Instructions for the task
Below are records; count the lines that contain "东南大学附属中大医院放射科" and give only the total.

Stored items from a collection
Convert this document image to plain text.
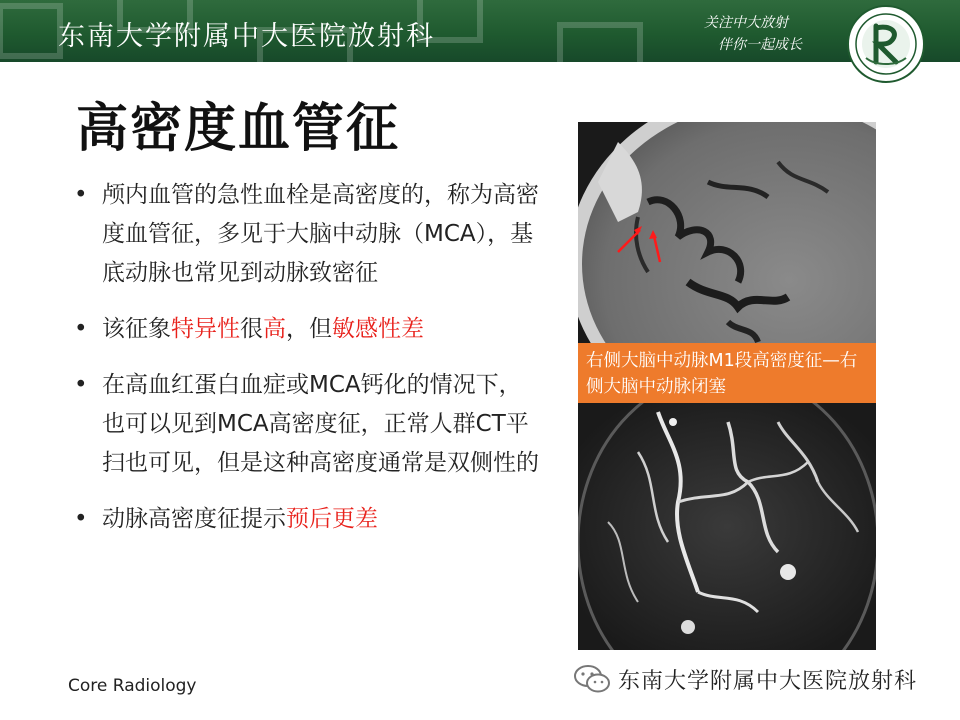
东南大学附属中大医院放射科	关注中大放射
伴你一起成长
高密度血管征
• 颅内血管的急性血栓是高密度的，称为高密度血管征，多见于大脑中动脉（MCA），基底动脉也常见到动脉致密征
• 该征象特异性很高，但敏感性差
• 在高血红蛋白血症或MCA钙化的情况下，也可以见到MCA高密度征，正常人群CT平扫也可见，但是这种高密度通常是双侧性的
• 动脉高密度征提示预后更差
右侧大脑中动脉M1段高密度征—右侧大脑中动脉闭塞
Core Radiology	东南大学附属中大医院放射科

--

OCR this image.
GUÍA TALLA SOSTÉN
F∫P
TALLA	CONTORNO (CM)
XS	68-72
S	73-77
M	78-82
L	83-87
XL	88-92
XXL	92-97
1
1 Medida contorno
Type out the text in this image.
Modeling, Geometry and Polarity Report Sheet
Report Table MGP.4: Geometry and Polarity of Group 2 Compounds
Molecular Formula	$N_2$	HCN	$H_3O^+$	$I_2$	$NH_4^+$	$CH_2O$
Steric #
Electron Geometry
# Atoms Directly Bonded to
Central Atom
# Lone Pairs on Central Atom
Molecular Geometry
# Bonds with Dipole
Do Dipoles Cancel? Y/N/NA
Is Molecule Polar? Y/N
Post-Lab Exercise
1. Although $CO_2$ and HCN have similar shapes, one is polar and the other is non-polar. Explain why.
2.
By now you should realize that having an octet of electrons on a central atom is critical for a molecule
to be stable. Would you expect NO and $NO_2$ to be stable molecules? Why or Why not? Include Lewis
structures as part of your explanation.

Result for this task
2